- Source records

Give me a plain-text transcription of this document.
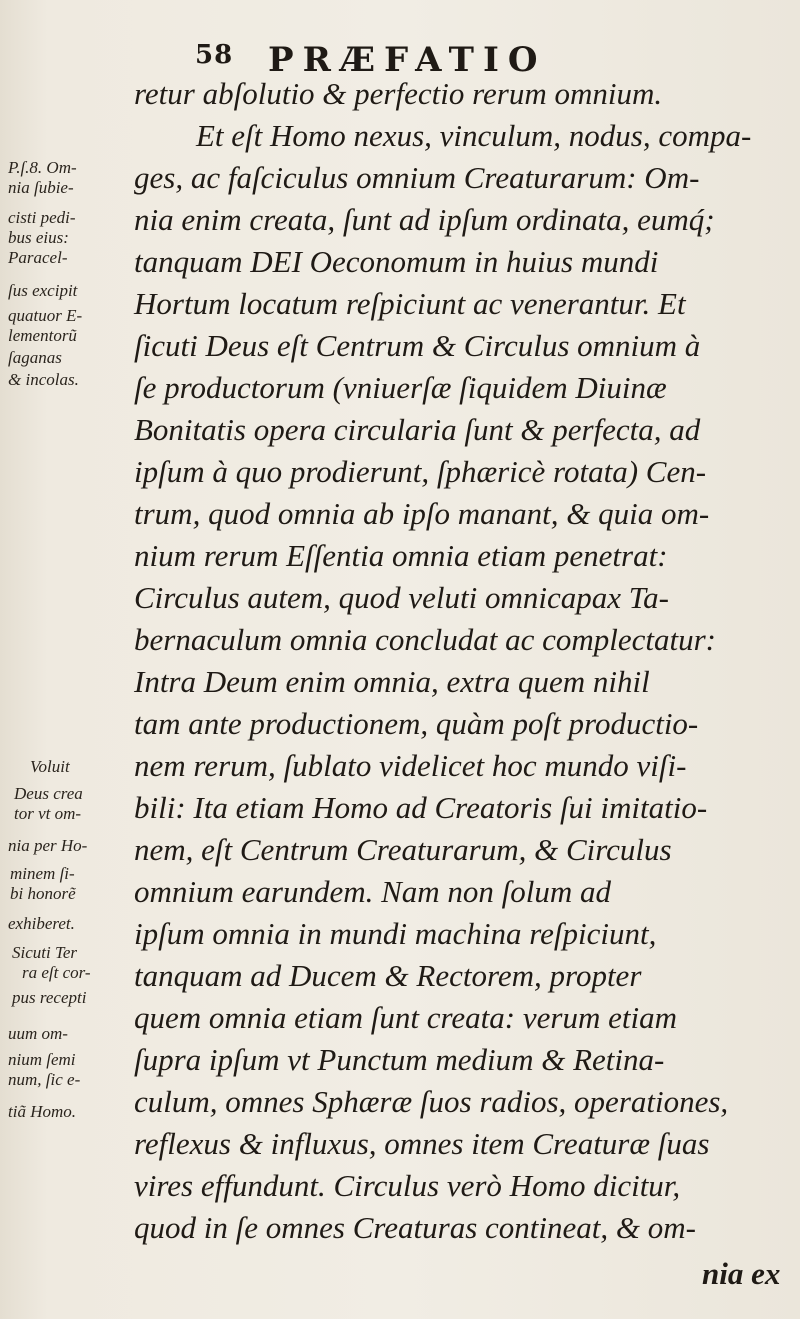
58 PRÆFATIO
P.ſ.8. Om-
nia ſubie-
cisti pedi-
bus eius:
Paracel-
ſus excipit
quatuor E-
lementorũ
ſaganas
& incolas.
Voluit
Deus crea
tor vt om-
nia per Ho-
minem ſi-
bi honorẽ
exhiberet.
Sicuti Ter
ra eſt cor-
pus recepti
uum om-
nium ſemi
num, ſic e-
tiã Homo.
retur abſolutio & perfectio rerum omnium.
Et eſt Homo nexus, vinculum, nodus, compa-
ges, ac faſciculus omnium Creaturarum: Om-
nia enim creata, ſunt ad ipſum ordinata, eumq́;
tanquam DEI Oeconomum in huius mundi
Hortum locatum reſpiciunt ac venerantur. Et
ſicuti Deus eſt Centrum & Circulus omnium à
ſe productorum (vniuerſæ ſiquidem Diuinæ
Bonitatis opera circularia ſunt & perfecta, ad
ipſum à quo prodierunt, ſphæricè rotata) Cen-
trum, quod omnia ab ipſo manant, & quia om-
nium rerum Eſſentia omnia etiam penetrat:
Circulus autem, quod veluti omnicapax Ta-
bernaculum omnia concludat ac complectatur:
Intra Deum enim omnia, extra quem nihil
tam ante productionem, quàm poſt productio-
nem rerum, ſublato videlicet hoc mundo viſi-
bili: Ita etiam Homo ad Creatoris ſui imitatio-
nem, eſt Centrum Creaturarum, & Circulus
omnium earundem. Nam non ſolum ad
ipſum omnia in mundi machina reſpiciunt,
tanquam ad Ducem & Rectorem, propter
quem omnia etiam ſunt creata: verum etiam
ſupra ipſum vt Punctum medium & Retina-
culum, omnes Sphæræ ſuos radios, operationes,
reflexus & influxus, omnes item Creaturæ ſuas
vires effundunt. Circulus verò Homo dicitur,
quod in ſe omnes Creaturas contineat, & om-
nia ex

- What you have to do
Check each line of the entries for the string "rerum". Copy the lines that have it.

- Correct answer
retur abſolutio & perfectio rerum omnium.
nium rerum Eſſentia omnia etiam penetrat:
nem rerum, ſublato videlicet hoc mundo viſi-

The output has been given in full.